(Figure record extracts)
▶

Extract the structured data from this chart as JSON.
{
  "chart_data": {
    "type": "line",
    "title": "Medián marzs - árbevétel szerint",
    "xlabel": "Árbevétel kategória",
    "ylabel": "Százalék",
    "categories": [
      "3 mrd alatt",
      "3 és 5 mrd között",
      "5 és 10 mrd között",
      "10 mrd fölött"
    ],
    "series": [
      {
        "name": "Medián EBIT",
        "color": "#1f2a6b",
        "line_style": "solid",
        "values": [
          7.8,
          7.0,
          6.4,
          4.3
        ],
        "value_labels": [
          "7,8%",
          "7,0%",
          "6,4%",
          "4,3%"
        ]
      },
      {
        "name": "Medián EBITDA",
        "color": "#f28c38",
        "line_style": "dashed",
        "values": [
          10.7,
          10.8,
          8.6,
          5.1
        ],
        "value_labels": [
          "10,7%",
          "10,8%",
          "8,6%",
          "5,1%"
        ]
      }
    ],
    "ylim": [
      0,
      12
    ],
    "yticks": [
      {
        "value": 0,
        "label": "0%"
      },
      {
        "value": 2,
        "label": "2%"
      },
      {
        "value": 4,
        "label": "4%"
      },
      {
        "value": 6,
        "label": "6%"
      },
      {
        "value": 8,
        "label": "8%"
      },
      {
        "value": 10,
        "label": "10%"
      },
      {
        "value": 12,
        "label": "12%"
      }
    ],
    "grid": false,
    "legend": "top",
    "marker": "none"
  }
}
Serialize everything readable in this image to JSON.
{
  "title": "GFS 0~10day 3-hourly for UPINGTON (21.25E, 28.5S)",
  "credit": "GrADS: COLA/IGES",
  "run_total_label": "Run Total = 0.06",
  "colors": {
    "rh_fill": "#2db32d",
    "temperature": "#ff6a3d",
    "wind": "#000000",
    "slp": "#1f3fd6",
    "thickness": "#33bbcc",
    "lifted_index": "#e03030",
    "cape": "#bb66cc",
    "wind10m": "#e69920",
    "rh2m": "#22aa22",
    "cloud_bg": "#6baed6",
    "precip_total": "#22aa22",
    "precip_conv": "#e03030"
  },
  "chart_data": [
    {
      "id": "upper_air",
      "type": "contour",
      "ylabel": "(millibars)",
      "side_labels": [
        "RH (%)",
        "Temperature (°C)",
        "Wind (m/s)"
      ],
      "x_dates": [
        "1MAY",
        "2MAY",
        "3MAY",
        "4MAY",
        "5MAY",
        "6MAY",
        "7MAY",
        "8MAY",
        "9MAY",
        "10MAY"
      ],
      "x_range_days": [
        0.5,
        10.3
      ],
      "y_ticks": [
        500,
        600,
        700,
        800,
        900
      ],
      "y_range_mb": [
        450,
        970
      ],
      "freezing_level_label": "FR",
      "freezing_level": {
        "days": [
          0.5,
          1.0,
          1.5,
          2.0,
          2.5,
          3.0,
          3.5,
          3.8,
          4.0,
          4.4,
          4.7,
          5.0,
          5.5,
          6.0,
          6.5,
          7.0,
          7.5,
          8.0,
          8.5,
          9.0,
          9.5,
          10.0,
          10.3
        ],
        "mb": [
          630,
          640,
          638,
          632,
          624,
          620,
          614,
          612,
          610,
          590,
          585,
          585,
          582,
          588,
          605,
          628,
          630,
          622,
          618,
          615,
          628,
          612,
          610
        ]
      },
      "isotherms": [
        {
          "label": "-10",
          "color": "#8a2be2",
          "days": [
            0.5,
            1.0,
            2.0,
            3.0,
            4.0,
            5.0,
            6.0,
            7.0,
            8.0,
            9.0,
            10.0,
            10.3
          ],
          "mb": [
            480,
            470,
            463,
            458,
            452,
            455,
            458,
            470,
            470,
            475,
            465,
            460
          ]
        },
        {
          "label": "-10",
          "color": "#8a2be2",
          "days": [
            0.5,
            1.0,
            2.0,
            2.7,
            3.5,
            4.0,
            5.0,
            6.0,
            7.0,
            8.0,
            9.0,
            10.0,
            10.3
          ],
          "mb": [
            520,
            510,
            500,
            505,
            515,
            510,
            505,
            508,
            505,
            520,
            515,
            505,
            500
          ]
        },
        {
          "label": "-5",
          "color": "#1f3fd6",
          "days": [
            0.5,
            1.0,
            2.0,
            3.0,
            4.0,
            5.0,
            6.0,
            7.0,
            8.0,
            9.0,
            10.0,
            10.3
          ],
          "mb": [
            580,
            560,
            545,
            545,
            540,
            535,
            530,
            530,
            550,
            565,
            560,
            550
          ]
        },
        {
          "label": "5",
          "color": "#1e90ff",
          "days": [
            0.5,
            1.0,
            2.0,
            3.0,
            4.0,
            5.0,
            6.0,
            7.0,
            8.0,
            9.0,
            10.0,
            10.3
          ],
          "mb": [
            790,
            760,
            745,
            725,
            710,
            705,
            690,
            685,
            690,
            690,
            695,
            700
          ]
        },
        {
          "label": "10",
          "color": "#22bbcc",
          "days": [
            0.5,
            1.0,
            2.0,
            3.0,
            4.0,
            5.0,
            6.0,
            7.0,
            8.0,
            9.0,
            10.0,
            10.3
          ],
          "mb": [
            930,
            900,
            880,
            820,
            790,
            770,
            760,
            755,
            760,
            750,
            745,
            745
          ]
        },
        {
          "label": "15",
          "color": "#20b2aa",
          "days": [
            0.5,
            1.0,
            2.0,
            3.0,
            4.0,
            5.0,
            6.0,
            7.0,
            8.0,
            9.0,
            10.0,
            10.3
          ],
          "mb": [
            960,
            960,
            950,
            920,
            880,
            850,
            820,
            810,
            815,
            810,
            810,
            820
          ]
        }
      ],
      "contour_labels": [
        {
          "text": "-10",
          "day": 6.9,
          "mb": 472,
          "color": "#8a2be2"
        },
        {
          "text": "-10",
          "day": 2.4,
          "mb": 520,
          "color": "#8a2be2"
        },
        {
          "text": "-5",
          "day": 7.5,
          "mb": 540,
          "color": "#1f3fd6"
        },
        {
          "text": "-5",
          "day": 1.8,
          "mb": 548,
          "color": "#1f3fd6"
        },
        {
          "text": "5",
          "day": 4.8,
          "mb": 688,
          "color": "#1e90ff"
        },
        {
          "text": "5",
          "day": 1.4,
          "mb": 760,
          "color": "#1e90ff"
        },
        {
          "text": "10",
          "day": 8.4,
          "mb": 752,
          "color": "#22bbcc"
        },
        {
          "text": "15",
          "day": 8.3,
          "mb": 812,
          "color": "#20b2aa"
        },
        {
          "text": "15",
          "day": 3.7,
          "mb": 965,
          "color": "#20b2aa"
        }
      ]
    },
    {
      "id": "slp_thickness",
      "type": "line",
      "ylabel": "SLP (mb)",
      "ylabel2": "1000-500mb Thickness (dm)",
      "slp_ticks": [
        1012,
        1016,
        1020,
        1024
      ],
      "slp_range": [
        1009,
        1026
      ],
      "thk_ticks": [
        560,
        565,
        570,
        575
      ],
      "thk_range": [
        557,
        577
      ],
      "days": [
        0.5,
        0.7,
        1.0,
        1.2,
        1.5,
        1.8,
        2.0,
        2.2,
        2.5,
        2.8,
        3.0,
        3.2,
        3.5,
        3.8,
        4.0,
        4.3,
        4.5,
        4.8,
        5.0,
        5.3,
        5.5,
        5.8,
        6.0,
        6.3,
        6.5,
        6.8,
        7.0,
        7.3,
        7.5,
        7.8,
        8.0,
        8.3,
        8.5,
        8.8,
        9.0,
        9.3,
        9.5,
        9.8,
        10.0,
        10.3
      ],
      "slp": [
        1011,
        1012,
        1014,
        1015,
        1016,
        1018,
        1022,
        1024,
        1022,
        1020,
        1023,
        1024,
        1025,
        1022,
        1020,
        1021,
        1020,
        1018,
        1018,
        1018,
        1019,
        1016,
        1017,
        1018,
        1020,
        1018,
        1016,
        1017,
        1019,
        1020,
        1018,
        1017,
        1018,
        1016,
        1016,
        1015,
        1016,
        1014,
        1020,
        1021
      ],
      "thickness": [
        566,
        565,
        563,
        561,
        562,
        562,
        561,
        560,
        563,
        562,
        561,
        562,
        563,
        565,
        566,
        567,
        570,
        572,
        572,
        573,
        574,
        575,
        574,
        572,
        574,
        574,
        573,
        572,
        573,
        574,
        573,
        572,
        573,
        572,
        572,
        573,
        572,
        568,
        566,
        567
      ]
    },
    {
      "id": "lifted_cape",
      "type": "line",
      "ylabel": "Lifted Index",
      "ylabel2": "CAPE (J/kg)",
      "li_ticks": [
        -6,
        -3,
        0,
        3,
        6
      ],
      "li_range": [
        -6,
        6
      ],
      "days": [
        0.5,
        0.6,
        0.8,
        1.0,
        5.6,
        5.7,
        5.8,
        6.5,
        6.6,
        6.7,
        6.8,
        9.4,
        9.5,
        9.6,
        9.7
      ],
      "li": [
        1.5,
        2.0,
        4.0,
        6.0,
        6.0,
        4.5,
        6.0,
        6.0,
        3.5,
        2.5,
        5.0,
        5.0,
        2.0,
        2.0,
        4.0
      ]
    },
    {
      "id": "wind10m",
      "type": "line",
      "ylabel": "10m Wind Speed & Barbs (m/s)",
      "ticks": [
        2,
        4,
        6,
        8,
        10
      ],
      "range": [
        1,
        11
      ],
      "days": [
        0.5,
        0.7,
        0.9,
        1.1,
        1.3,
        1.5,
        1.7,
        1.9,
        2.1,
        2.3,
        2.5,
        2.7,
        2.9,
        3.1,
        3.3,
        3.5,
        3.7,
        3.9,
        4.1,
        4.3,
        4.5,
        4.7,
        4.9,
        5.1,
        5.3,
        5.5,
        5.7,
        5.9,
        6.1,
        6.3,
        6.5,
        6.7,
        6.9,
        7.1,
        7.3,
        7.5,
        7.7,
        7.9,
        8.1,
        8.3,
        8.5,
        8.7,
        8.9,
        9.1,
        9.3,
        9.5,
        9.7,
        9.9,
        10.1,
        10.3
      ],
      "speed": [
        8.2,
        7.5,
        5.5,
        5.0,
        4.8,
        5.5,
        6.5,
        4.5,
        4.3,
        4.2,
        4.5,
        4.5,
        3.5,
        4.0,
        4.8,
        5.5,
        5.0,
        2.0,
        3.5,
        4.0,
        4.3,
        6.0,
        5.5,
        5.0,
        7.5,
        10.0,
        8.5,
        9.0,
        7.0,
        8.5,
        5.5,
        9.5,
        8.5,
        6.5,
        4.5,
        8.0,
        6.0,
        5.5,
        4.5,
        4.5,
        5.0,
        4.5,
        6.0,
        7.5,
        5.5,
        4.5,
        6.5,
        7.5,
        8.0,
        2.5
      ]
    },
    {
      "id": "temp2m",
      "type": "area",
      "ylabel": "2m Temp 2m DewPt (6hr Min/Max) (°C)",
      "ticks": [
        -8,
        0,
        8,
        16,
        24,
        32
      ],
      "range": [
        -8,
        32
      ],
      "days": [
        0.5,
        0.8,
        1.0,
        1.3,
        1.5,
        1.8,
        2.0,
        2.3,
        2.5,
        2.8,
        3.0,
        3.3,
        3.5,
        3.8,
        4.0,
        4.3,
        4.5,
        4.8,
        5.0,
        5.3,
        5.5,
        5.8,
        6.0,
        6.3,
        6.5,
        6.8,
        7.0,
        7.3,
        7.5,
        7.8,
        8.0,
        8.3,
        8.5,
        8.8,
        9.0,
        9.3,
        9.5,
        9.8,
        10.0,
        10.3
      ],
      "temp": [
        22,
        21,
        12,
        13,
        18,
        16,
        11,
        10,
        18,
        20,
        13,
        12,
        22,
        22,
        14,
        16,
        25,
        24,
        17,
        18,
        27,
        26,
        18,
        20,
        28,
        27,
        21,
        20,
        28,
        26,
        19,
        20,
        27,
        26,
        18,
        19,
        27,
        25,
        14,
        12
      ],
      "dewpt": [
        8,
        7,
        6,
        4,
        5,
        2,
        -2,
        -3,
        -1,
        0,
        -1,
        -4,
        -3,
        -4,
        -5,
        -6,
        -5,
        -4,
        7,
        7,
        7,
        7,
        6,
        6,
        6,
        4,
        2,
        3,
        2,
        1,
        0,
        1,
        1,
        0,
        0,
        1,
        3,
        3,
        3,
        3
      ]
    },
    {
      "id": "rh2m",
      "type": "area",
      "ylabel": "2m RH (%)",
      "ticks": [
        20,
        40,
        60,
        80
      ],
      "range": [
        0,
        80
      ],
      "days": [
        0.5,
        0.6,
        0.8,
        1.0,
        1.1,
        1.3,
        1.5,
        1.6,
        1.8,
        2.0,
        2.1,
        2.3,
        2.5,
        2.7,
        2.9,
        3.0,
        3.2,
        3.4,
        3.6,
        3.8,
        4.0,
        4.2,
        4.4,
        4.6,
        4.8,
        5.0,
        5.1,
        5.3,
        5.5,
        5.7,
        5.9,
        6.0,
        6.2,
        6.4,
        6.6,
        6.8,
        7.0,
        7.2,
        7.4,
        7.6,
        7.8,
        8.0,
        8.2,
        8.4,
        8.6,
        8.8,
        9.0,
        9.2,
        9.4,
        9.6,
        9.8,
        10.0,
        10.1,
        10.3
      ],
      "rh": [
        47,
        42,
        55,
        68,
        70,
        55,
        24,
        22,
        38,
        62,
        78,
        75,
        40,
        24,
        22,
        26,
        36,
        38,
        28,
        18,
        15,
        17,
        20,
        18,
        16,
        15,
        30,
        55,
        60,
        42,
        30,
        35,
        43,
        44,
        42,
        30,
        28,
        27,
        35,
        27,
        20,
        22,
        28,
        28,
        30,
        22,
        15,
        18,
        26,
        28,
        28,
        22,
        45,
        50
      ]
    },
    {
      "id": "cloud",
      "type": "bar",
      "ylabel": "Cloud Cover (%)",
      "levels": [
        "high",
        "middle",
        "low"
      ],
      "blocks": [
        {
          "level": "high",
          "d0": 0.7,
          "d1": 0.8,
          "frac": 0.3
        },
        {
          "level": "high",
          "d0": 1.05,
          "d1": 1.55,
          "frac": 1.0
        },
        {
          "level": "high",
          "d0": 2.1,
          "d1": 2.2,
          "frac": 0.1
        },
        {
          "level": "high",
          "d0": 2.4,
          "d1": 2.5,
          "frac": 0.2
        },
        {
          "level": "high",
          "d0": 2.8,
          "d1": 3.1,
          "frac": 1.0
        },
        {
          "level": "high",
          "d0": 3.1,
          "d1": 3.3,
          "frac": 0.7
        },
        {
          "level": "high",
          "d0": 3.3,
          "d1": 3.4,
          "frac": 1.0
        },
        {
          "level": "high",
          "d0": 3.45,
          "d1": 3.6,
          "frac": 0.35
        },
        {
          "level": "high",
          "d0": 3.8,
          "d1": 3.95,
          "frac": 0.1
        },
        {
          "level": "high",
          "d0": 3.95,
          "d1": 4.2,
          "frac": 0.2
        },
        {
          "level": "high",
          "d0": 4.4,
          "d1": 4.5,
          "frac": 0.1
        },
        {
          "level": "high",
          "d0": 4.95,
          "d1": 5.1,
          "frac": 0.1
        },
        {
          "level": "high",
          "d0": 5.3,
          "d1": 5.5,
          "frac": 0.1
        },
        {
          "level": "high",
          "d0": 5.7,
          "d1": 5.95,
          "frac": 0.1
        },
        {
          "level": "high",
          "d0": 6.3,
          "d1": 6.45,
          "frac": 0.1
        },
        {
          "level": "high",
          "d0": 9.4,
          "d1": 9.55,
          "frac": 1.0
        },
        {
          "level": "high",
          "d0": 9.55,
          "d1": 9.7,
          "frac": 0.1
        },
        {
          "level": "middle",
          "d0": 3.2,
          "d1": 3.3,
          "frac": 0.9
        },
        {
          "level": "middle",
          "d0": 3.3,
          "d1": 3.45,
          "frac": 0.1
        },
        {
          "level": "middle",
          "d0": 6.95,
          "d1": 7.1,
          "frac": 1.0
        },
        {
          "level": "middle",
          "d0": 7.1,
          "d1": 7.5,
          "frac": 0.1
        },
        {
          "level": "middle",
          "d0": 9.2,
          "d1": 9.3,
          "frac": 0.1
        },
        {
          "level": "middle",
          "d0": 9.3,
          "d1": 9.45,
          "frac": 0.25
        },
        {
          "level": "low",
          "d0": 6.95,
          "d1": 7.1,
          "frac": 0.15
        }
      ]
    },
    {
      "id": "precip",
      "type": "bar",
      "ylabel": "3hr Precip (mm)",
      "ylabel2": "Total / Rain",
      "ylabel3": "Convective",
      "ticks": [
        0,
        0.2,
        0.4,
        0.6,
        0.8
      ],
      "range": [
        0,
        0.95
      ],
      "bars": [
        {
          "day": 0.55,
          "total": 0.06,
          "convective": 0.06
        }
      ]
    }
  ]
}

◀

Select all lines with the word "this" from the entries above.

Extract the structured data from this chart as JSON.
Serialize everything readable in this image to JSON.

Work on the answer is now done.